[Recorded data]
══════════════════════════════

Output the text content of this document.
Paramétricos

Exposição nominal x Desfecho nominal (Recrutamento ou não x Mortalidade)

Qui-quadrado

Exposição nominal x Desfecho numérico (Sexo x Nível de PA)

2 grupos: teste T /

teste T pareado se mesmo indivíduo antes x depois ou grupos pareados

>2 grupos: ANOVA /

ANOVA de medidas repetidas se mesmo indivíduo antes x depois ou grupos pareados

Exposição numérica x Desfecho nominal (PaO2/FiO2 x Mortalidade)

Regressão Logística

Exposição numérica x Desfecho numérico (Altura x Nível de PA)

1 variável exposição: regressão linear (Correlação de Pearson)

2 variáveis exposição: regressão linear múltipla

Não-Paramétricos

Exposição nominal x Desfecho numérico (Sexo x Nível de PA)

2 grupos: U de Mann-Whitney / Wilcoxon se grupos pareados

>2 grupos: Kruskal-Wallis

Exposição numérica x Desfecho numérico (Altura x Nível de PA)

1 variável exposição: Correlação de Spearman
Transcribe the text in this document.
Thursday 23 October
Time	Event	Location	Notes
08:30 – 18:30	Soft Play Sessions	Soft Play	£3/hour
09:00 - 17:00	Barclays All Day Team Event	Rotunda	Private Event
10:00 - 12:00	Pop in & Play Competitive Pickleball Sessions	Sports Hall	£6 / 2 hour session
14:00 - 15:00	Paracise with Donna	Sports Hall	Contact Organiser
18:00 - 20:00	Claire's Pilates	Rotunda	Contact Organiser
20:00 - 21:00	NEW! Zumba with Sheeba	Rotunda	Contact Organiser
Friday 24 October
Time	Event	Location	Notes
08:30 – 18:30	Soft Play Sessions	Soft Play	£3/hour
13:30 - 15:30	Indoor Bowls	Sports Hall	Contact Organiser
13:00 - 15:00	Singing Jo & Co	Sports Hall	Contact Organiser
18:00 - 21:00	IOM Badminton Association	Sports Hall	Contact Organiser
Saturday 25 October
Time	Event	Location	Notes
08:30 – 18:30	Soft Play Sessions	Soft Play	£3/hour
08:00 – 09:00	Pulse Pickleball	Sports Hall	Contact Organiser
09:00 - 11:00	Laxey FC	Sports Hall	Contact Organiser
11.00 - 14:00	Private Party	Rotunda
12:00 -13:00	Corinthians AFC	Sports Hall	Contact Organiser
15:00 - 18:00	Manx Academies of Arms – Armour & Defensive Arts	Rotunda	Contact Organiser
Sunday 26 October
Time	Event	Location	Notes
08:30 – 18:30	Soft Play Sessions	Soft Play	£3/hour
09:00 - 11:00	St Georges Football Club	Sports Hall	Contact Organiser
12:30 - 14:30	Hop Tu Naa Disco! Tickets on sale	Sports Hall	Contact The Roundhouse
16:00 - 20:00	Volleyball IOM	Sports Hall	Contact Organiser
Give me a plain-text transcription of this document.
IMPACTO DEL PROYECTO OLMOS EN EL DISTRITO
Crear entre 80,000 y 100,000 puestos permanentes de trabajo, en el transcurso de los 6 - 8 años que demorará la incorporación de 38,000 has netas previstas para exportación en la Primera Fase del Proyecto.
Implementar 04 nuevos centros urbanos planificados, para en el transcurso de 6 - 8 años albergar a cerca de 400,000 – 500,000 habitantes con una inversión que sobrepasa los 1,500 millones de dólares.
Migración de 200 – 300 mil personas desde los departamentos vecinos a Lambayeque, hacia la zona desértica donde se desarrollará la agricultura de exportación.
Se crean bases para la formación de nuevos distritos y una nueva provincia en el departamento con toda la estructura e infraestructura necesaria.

══════════════════════════════

**Exercise**
Go through the listing above and restate it word for word.

**Response to the exercise**
Output the text content of this document.
Paramétricos

Exposição nominal x Desfecho nominal (Recrutamento ou não x Mortalidade)

Qui-quadrado

Exposição nominal x Desfecho numérico (Sexo x Nível de PA)

2 grupos: teste T /

teste T pareado se mesmo indivíduo antes x depois ou grupos pareados

>2 grupos: ANOVA /

ANOVA de medidas repetidas se mesmo indivíduo antes x depois ou grupos pareados

Exposição numérica x Desfecho nominal (PaO2/FiO2 x Mortalidade)

Regressão Logística

Exposição numérica x Desfecho numérico (Altura x Nível de PA)

1 variável exposição: regressão linear (Correlação de Pearson)

2 variáveis exposição: regressão linear múltipla

Não-Paramétricos

Exposição nominal x Desfecho numérico (Sexo x Nível de PA)

2 grupos: U de Mann-Whitney / Wilcoxon se grupos pareados

>2 grupos: Kruskal-Wallis

Exposição numérica x Desfecho numérico (Altura x Nível de PA)

1 variável exposição: Correlação de Spearman
Transcribe the text in this document.
Thursday 23 October
Time	Event	Location	Notes
08:30 – 18:30	Soft Play Sessions	Soft Play	£3/hour
09:00 - 17:00	Barclays All Day Team Event	Rotunda	Private Event
10:00 - 12:00	Pop in & Play Competitive Pickleball Sessions	Sports Hall	£6 / 2 hour session
14:00 - 15:00	Paracise with Donna	Sports Hall	Contact Organiser
18:00 - 20:00	Claire's Pilates	Rotunda	Contact Organiser
20:00 - 21:00	NEW! Zumba with Sheeba	Rotunda	Contact Organiser
Friday 24 October
Time	Event	Location	Notes
08:30 – 18:30	Soft Play Sessions	Soft Play	£3/hour
13:30 - 15:30	Indoor Bowls	Sports Hall	Contact Organiser
13:00 - 15:00	Singing Jo & Co	Sports Hall	Contact Organiser
18:00 - 21:00	IOM Badminton Association	Sports Hall	Contact Organiser
Saturday 25 October
Time	Event	Location	Notes
08:30 – 18:30	Soft Play Sessions	Soft Play	£3/hour
08:00 – 09:00	Pulse Pickleball	Sports Hall	Contact Organiser
09:00 - 11:00	Laxey FC	Sports Hall	Contact Organiser
11.00 - 14:00	Private Party	Rotunda
12:00 -13:00	Corinthians AFC	Sports Hall	Contact Organiser
15:00 - 18:00	Manx Academies of Arms – Armour & Defensive Arts	Rotunda	Contact Organiser
Sunday 26 October
Time	Event	Location	Notes
08:30 – 18:30	Soft Play Sessions	Soft Play	£3/hour
09:00 - 11:00	St Georges Football Club	Sports Hall	Contact Organiser
12:30 - 14:30	Hop Tu Naa Disco! Tickets on sale	Sports Hall	Contact The Roundhouse
16:00 - 20:00	Volleyball IOM	Sports Hall	Contact Organiser
Give me a plain-text transcription of this document.
IMPACTO DEL PROYECTO OLMOS EN EL DISTRITO
Crear entre 80,000 y 100,000 puestos permanentes de trabajo, en el transcurso de los 6 - 8 años que demorará la incorporación de 38,000 has netas previstas para exportación en la Primera Fase del Proyecto.
Implementar 04 nuevos centros urbanos planificados, para en el transcurso de 6 - 8 años albergar a cerca de 400,000 – 500,000 habitantes con una inversión que sobrepasa los 1,500 millones de dólares.
Migración de 200 – 300 mil personas desde los departamentos vecinos a Lambayeque, hacia la zona desértica donde se desarrollará la agricultura de exportación.
Se crean bases para la formación de nuevos distritos y una nueva provincia en el departamento con toda la estructura e infraestructura necesaria.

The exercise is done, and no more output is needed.